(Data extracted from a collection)
+===+
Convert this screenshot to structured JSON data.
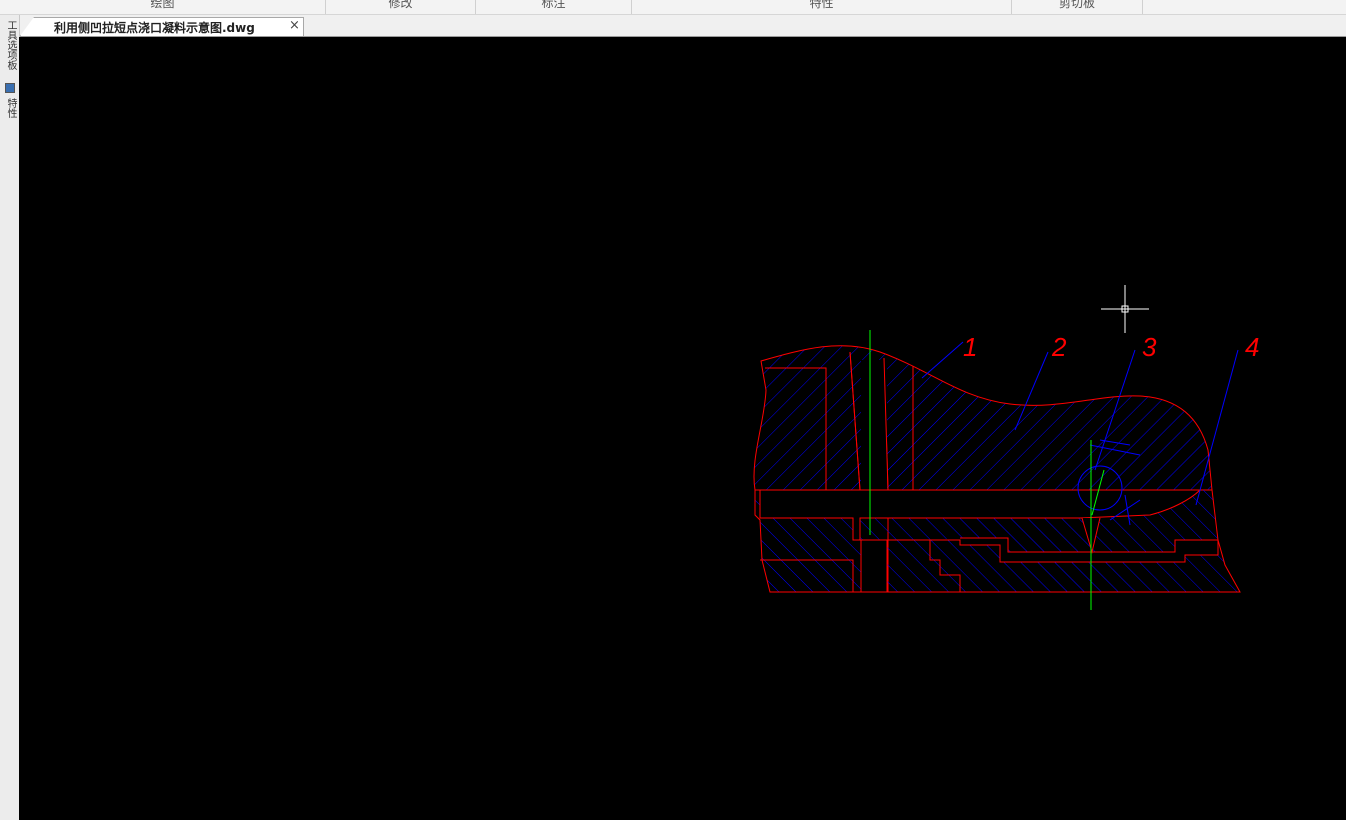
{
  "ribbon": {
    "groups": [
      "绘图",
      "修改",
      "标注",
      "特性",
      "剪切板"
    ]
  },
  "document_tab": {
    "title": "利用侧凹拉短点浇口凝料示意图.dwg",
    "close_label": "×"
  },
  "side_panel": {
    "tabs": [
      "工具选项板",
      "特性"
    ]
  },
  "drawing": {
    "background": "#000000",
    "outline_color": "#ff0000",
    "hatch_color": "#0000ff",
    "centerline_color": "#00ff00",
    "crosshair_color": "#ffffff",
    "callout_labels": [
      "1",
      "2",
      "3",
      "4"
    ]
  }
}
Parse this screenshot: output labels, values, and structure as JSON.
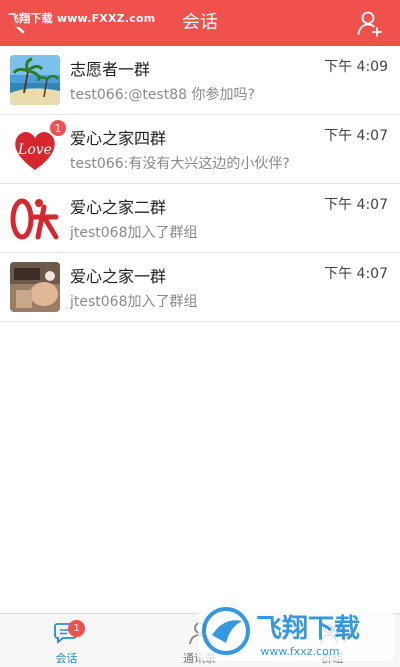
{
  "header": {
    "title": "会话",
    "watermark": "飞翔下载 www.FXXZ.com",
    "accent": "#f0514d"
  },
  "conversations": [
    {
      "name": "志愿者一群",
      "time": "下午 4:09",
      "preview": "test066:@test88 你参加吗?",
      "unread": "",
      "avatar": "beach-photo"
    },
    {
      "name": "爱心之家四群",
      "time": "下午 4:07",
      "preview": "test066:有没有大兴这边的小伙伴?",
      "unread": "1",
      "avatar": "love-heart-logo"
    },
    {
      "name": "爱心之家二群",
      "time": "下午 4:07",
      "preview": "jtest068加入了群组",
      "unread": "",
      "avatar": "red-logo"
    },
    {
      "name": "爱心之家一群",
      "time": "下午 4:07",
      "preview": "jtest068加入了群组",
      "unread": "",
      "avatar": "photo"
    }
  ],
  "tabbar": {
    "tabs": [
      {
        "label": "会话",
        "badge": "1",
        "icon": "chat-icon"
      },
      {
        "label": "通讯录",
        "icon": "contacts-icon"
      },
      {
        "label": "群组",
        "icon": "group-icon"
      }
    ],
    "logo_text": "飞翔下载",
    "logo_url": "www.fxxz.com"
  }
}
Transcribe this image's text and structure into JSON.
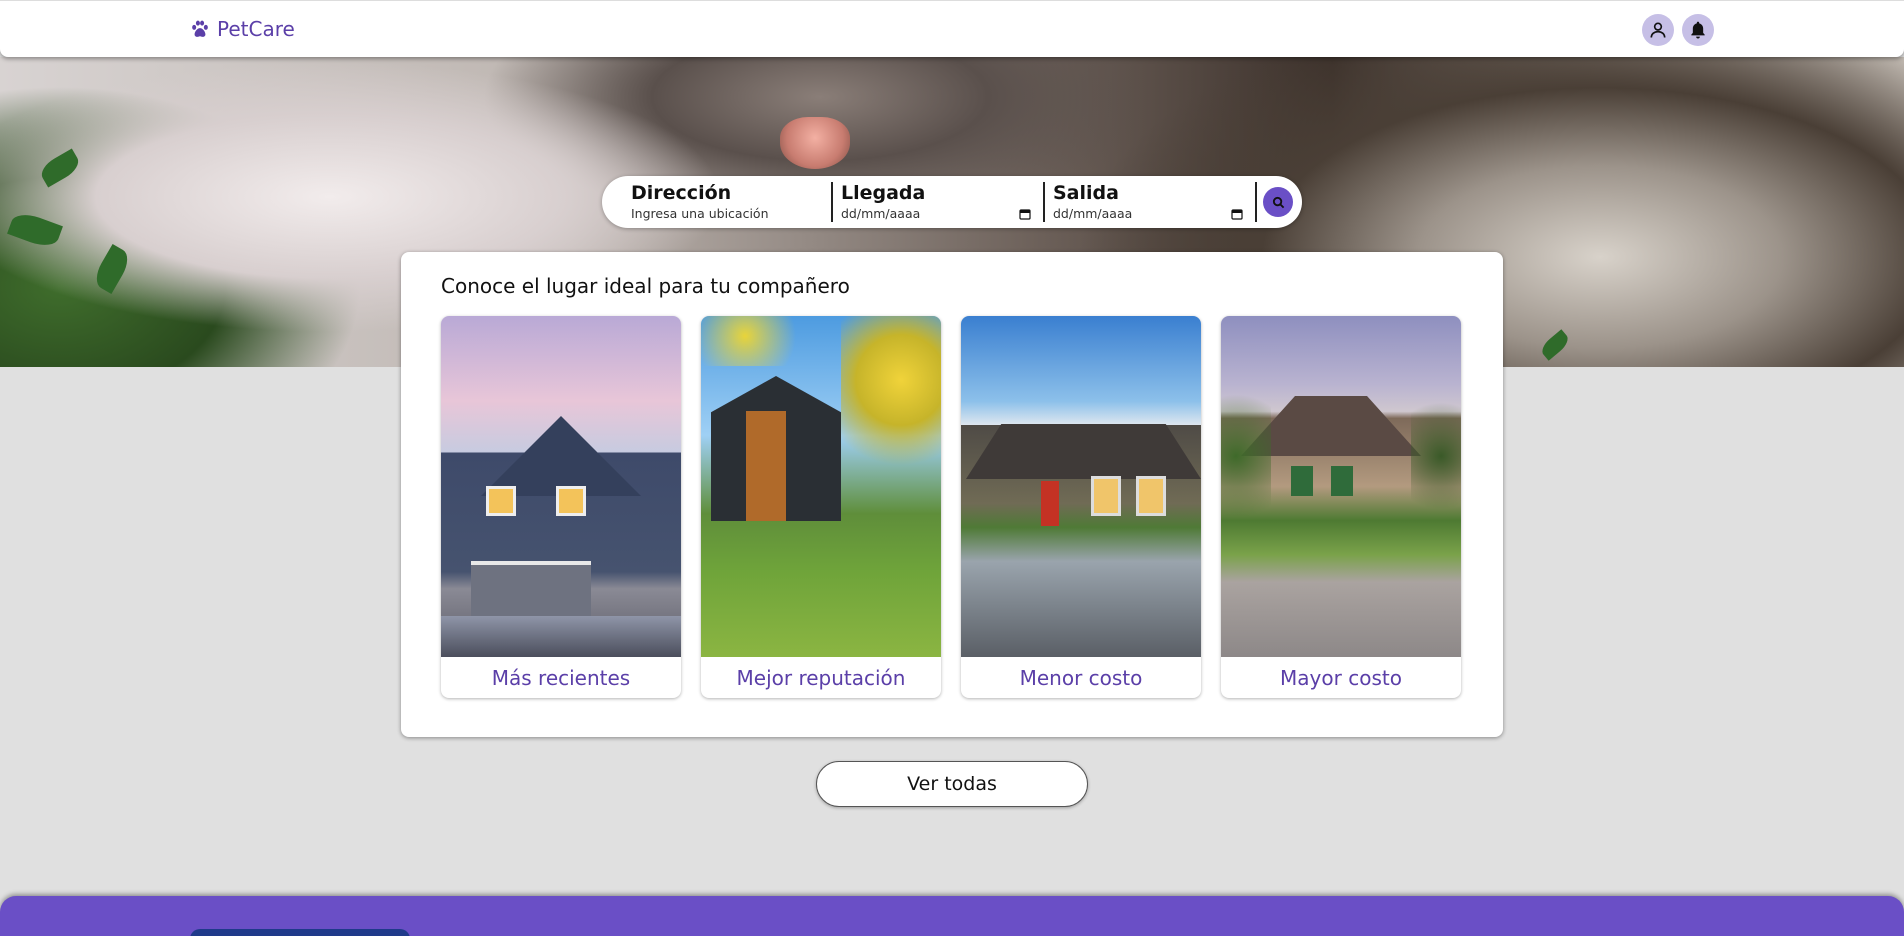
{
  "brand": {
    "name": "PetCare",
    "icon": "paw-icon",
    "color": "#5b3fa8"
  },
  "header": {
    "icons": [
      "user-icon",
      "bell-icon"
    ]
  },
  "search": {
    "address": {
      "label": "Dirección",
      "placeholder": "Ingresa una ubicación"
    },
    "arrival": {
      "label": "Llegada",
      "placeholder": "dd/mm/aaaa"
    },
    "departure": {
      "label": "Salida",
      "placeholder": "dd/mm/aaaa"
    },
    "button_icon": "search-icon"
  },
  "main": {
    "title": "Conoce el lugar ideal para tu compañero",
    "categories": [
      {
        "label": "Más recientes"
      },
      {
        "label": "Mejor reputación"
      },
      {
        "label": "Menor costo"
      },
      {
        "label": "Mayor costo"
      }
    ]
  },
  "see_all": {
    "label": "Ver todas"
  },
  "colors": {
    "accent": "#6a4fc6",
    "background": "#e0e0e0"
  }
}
+===+
#### AIM
Quote the data above in full and without alteration; skip the pictures.

#### FINAL ANSWER
Convert this screenshot to structured JSON data.
{
  "ribbon": {
    "groups": [
      "绘图",
      "修改",
      "标注",
      "特性",
      "剪切板"
    ]
  },
  "document_tab": {
    "title": "利用侧凹拉短点浇口凝料示意图.dwg",
    "close_label": "×"
  },
  "side_panel": {
    "tabs": [
      "工具选项板",
      "特性"
    ]
  },
  "drawing": {
    "background": "#000000",
    "outline_color": "#ff0000",
    "hatch_color": "#0000ff",
    "centerline_color": "#00ff00",
    "crosshair_color": "#ffffff",
    "callout_labels": [
      "1",
      "2",
      "3",
      "4"
    ]
  }
}
Parse this screenshot: output labels, values, and structure as JSON.
{
  "header": {
    "title": "会话",
    "watermark": "飞翔下载 www.FXXZ.com",
    "accent": "#f0514d"
  },
  "conversations": [
    {
      "name": "志愿者一群",
      "time": "下午 4:09",
      "preview": "test066:@test88 你参加吗?",
      "unread": "",
      "avatar": "beach-photo"
    },
    {
      "name": "爱心之家四群",
      "time": "下午 4:07",
      "preview": "test066:有没有大兴这边的小伙伴?",
      "unread": "1",
      "avatar": "love-heart-logo"
    },
    {
      "name": "爱心之家二群",
      "time": "下午 4:07",
      "preview": "jtest068加入了群组",
      "unread": "",
      "avatar": "red-logo"
    },
    {
      "name": "爱心之家一群",
      "time": "下午 4:07",
      "preview": "jtest068加入了群组",
      "unread": "",
      "avatar": "photo"
    }
  ],
  "tabbar": {
    "tabs": [
      {
        "label": "会话",
        "badge": "1",
        "icon": "chat-icon"
      },
      {
        "label": "通讯录",
        "icon": "contacts-icon"
      },
      {
        "label": "群组",
        "icon": "group-icon"
      }
    ],
    "logo_text": "飞翔下载",
    "logo_url": "www.fxxz.com"
  }
}
Transcribe this image's text and structure into JSON.
{
  "brand": {
    "name": "PetCare",
    "icon": "paw-icon",
    "color": "#5b3fa8"
  },
  "header": {
    "icons": [
      "user-icon",
      "bell-icon"
    ]
  },
  "search": {
    "address": {
      "label": "Dirección",
      "placeholder": "Ingresa una ubicación"
    },
    "arrival": {
      "label": "Llegada",
      "placeholder": "dd/mm/aaaa"
    },
    "departure": {
      "label": "Salida",
      "placeholder": "dd/mm/aaaa"
    },
    "button_icon": "search-icon"
  },
  "main": {
    "title": "Conoce el lugar ideal para tu compañero",
    "categories": [
      {
        "label": "Más recientes"
      },
      {
        "label": "Mejor reputación"
      },
      {
        "label": "Menor costo"
      },
      {
        "label": "Mayor costo"
      }
    ]
  },
  "see_all": {
    "label": "Ver todas"
  },
  "colors": {
    "accent": "#6a4fc6",
    "background": "#e0e0e0"
  }
}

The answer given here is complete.